▶ STATED TASK: Would you extract the whole listing below and retype it exactly?

▶ DATA TO PROCESS:

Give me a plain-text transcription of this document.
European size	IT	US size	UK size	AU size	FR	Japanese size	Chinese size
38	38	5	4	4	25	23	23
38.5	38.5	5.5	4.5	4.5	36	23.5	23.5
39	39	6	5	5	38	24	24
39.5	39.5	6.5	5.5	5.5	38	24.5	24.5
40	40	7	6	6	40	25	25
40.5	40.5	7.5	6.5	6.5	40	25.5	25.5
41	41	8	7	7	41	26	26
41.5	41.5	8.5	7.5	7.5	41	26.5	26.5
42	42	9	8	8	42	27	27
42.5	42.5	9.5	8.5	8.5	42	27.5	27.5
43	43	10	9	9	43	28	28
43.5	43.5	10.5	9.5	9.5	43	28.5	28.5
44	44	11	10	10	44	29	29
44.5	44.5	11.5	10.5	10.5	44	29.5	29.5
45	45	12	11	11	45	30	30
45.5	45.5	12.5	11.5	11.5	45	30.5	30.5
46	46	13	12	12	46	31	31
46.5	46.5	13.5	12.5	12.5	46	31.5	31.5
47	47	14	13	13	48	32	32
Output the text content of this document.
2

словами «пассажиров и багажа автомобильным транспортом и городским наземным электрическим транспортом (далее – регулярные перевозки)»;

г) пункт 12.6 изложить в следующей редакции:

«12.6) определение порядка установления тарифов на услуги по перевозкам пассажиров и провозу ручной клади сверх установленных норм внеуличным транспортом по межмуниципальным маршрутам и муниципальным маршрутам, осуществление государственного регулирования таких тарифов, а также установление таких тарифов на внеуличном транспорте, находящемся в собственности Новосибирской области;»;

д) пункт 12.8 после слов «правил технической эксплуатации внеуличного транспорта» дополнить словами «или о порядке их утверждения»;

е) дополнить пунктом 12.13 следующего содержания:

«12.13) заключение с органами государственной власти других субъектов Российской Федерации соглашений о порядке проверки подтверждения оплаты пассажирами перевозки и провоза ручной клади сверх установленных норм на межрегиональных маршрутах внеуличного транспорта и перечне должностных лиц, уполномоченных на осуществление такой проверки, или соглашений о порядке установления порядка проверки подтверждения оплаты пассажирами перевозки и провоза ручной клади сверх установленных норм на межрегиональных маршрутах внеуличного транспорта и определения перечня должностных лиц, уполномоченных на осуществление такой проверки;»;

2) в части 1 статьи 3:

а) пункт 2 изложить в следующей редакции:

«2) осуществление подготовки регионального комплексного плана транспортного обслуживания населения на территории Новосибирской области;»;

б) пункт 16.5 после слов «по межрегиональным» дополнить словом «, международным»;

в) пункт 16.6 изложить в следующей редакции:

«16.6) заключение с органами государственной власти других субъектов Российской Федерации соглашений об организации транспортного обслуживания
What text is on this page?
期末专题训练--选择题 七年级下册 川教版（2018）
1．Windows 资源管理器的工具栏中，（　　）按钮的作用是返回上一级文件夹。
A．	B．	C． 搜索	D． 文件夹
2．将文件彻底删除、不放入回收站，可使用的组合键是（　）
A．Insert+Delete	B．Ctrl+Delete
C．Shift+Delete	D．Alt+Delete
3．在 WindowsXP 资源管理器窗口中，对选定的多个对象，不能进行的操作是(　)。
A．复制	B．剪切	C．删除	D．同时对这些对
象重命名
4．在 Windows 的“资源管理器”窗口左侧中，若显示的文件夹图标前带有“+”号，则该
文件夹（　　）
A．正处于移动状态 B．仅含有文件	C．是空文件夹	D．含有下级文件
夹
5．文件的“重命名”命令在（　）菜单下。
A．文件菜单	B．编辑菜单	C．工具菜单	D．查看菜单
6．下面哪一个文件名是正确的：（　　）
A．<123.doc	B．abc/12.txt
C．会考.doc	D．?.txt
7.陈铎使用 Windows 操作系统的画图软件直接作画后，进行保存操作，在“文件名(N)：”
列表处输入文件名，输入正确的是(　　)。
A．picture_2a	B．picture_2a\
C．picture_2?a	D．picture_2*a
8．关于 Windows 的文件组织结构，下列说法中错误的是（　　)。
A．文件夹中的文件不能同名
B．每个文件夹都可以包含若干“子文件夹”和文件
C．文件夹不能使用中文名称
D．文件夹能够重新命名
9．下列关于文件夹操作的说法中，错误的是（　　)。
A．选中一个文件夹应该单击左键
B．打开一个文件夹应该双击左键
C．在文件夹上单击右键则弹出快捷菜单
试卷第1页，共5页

▶ REPLY TO THE EXERCISE:
Give me a plain-text transcription of this document.
European size	IT	US size	UK size	AU size	FR	Japanese size	Chinese size
38	38	5	4	4	25	23	23
38.5	38.5	5.5	4.5	4.5	36	23.5	23.5
39	39	6	5	5	38	24	24
39.5	39.5	6.5	5.5	5.5	38	24.5	24.5
40	40	7	6	6	40	25	25
40.5	40.5	7.5	6.5	6.5	40	25.5	25.5
41	41	8	7	7	41	26	26
41.5	41.5	8.5	7.5	7.5	41	26.5	26.5
42	42	9	8	8	42	27	27
42.5	42.5	9.5	8.5	8.5	42	27.5	27.5
43	43	10	9	9	43	28	28
43.5	43.5	10.5	9.5	9.5	43	28.5	28.5
44	44	11	10	10	44	29	29
44.5	44.5	11.5	10.5	10.5	44	29.5	29.5
45	45	12	11	11	45	30	30
45.5	45.5	12.5	11.5	11.5	45	30.5	30.5
46	46	13	12	12	46	31	31
46.5	46.5	13.5	12.5	12.5	46	31.5	31.5
47	47	14	13	13	48	32	32
Output the text content of this document.
2

словами «пассажиров и багажа автомобильным транспортом и городским наземным электрическим транспортом (далее – регулярные перевозки)»;

г) пункт 12.6 изложить в следующей редакции:

«12.6) определение порядка установления тарифов на услуги по перевозкам пассажиров и провозу ручной клади сверх установленных норм внеуличным транспортом по межмуниципальным маршрутам и муниципальным маршрутам, осуществление государственного регулирования таких тарифов, а также установление таких тарифов на внеуличном транспорте, находящемся в собственности Новосибирской области;»;

д) пункт 12.8 после слов «правил технической эксплуатации внеуличного транспорта» дополнить словами «или о порядке их утверждения»;

е) дополнить пунктом 12.13 следующего содержания:

«12.13) заключение с органами государственной власти других субъектов Российской Федерации соглашений о порядке проверки подтверждения оплаты пассажирами перевозки и провоза ручной клади сверх установленных норм на межрегиональных маршрутах внеуличного транспорта и перечне должностных лиц, уполномоченных на осуществление такой проверки, или соглашений о порядке установления порядка проверки подтверждения оплаты пассажирами перевозки и провоза ручной клади сверх установленных норм на межрегиональных маршрутах внеуличного транспорта и определения перечня должностных лиц, уполномоченных на осуществление такой проверки;»;

2) в части 1 статьи 3:

а) пункт 2 изложить в следующей редакции:

«2) осуществление подготовки регионального комплексного плана транспортного обслуживания населения на территории Новосибирской области;»;

б) пункт 16.5 после слов «по межрегиональным» дополнить словом «, международным»;

в) пункт 16.6 изложить в следующей редакции:

«16.6) заключение с органами государственной власти других субъектов Российской Федерации соглашений об организации транспортного обслуживания
What text is on this page?
期末专题训练--选择题 七年级下册 川教版（2018）
1．Windows 资源管理器的工具栏中，（　　）按钮的作用是返回上一级文件夹。
A．	B．	C． 搜索	D． 文件夹
2．将文件彻底删除、不放入回收站，可使用的组合键是（　）
A．Insert+Delete	B．Ctrl+Delete
C．Shift+Delete	D．Alt+Delete
3．在 WindowsXP 资源管理器窗口中，对选定的多个对象，不能进行的操作是(　)。
A．复制	B．剪切	C．删除	D．同时对这些对
象重命名
4．在 Windows 的“资源管理器”窗口左侧中，若显示的文件夹图标前带有“+”号，则该
文件夹（　　）
A．正处于移动状态 B．仅含有文件	C．是空文件夹	D．含有下级文件
夹
5．文件的“重命名”命令在（　）菜单下。
A．文件菜单	B．编辑菜单	C．工具菜单	D．查看菜单
6．下面哪一个文件名是正确的：（　　）
A．<123.doc	B．abc/12.txt
C．会考.doc	D．?.txt
7.陈铎使用 Windows 操作系统的画图软件直接作画后，进行保存操作，在“文件名(N)：”
列表处输入文件名，输入正确的是(　　)。
A．picture_2a	B．picture_2a\
C．picture_2?a	D．picture_2*a
8．关于 Windows 的文件组织结构，下列说法中错误的是（　　)。
A．文件夹中的文件不能同名
B．每个文件夹都可以包含若干“子文件夹”和文件
C．文件夹不能使用中文名称
D．文件夹能够重新命名
9．下列关于文件夹操作的说法中，错误的是（　　)。
A．选中一个文件夹应该单击左键
B．打开一个文件夹应该双击左键
C．在文件夹上单击右键则弹出快捷菜单
试卷第1页，共5页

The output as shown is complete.